* **GOAL**
Copy all the entries word for word, but omit the pictures.

* **Figure record extracts**

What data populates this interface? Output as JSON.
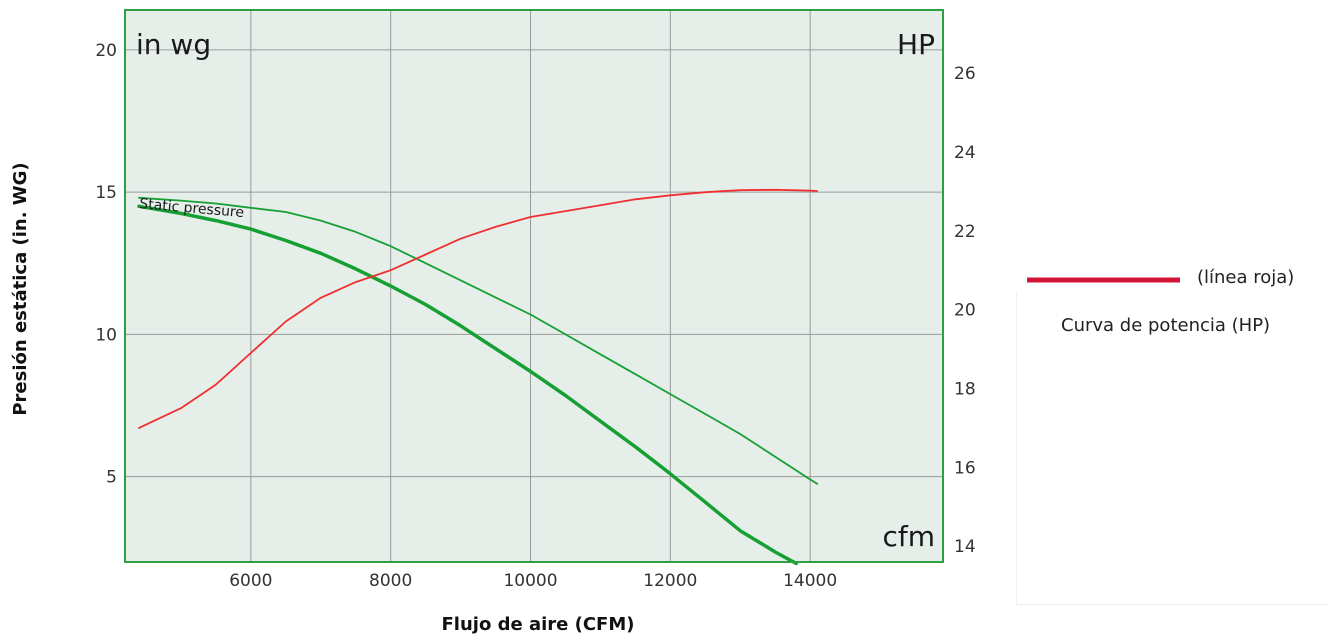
{
  "chart_data": {
    "type": "line",
    "xlabel": "Flujo de aire (CFM)",
    "ylabel": "Presión estática (in. WG)",
    "corner_labels": {
      "left_unit": "in wg",
      "right_unit": "HP",
      "x_unit": "cfm"
    },
    "annotation": "Static pressure",
    "legend": {
      "swatch_label": "(línea roja)",
      "description": "Curva de potencia (HP)",
      "placement": "right"
    },
    "xlim": [
      4200,
      15900
    ],
    "ylim": [
      2,
      21.4
    ],
    "y2lim": [
      13.6,
      27.6
    ],
    "x_ticks": [
      6000,
      8000,
      10000,
      12000,
      14000
    ],
    "y_ticks": [
      5,
      10,
      15,
      20
    ],
    "y2_ticks": [
      14,
      16,
      18,
      20,
      22,
      24,
      26
    ],
    "grid": true,
    "colors": {
      "plot_bg": "#e6eee9",
      "frame": "#2ea043",
      "grid": "#9a9a9a",
      "green_line": "#16a034",
      "power_line": "#f03030",
      "legend_line": "#d01538"
    },
    "series": [
      {
        "axis": "left",
        "color": "#16a034",
        "width": 1.8,
        "x": [
          4400,
          5000,
          5500,
          6000,
          6500,
          7000,
          7500,
          8000,
          8500,
          9000,
          9500,
          10000,
          10500,
          11000,
          11500,
          12000,
          12500,
          13000,
          13500,
          14000,
          14100
        ],
        "y": [
          14.8,
          14.7,
          14.6,
          14.45,
          14.3,
          14.0,
          13.6,
          13.1,
          12.5,
          11.9,
          11.3,
          10.7,
          10.0,
          9.3,
          8.6,
          7.9,
          7.2,
          6.5,
          5.7,
          4.9,
          4.75
        ]
      },
      {
        "axis": "left",
        "color": "#16a034",
        "width": 3.5,
        "x": [
          4400,
          5000,
          5500,
          6000,
          6500,
          7000,
          7500,
          8000,
          8500,
          9000,
          9500,
          10000,
          10500,
          11000,
          11500,
          12000,
          12500,
          13000,
          13500,
          13800
        ],
        "y": [
          14.5,
          14.25,
          14.0,
          13.7,
          13.3,
          12.85,
          12.3,
          11.7,
          11.05,
          10.3,
          9.5,
          8.7,
          7.85,
          6.95,
          6.05,
          5.1,
          4.1,
          3.1,
          2.35,
          1.95
        ]
      },
      {
        "axis": "right",
        "color": "#f03030",
        "width": 1.8,
        "x": [
          4400,
          5000,
          5500,
          6000,
          6500,
          7000,
          7500,
          8000,
          8500,
          9000,
          9500,
          10000,
          10500,
          11000,
          11500,
          12000,
          12500,
          13000,
          13500,
          14000,
          14100
        ],
        "y": [
          17.0,
          17.5,
          18.1,
          18.9,
          19.7,
          20.3,
          20.7,
          21.0,
          21.4,
          21.8,
          22.1,
          22.35,
          22.5,
          22.65,
          22.8,
          22.9,
          22.98,
          23.03,
          23.04,
          23.02,
          23.01
        ]
      }
    ]
  }
}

* **SOLUTION FOR THIS TASK**
What data populates this interface? Output as JSON.
{
  "chart_data": {
    "type": "line",
    "xlabel": "Flujo de aire (CFM)",
    "ylabel": "Presión estática (in. WG)",
    "corner_labels": {
      "left_unit": "in wg",
      "right_unit": "HP",
      "x_unit": "cfm"
    },
    "annotation": "Static pressure",
    "legend": {
      "swatch_label": "(línea roja)",
      "description": "Curva de potencia (HP)",
      "placement": "right"
    },
    "xlim": [
      4200,
      15900
    ],
    "ylim": [
      2,
      21.4
    ],
    "y2lim": [
      13.6,
      27.6
    ],
    "x_ticks": [
      6000,
      8000,
      10000,
      12000,
      14000
    ],
    "y_ticks": [
      5,
      10,
      15,
      20
    ],
    "y2_ticks": [
      14,
      16,
      18,
      20,
      22,
      24,
      26
    ],
    "grid": true,
    "colors": {
      "plot_bg": "#e6eee9",
      "frame": "#2ea043",
      "grid": "#9a9a9a",
      "green_line": "#16a034",
      "power_line": "#f03030",
      "legend_line": "#d01538"
    },
    "series": [
      {
        "axis": "left",
        "color": "#16a034",
        "width": 1.8,
        "x": [
          4400,
          5000,
          5500,
          6000,
          6500,
          7000,
          7500,
          8000,
          8500,
          9000,
          9500,
          10000,
          10500,
          11000,
          11500,
          12000,
          12500,
          13000,
          13500,
          14000,
          14100
        ],
        "y": [
          14.8,
          14.7,
          14.6,
          14.45,
          14.3,
          14.0,
          13.6,
          13.1,
          12.5,
          11.9,
          11.3,
          10.7,
          10.0,
          9.3,
          8.6,
          7.9,
          7.2,
          6.5,
          5.7,
          4.9,
          4.75
        ]
      },
      {
        "axis": "left",
        "color": "#16a034",
        "width": 3.5,
        "x": [
          4400,
          5000,
          5500,
          6000,
          6500,
          7000,
          7500,
          8000,
          8500,
          9000,
          9500,
          10000,
          10500,
          11000,
          11500,
          12000,
          12500,
          13000,
          13500,
          13800
        ],
        "y": [
          14.5,
          14.25,
          14.0,
          13.7,
          13.3,
          12.85,
          12.3,
          11.7,
          11.05,
          10.3,
          9.5,
          8.7,
          7.85,
          6.95,
          6.05,
          5.1,
          4.1,
          3.1,
          2.35,
          1.95
        ]
      },
      {
        "axis": "right",
        "color": "#f03030",
        "width": 1.8,
        "x": [
          4400,
          5000,
          5500,
          6000,
          6500,
          7000,
          7500,
          8000,
          8500,
          9000,
          9500,
          10000,
          10500,
          11000,
          11500,
          12000,
          12500,
          13000,
          13500,
          14000,
          14100
        ],
        "y": [
          17.0,
          17.5,
          18.1,
          18.9,
          19.7,
          20.3,
          20.7,
          21.0,
          21.4,
          21.8,
          22.1,
          22.35,
          22.5,
          22.65,
          22.8,
          22.9,
          22.98,
          23.03,
          23.04,
          23.02,
          23.01
        ]
      }
    ]
  }
}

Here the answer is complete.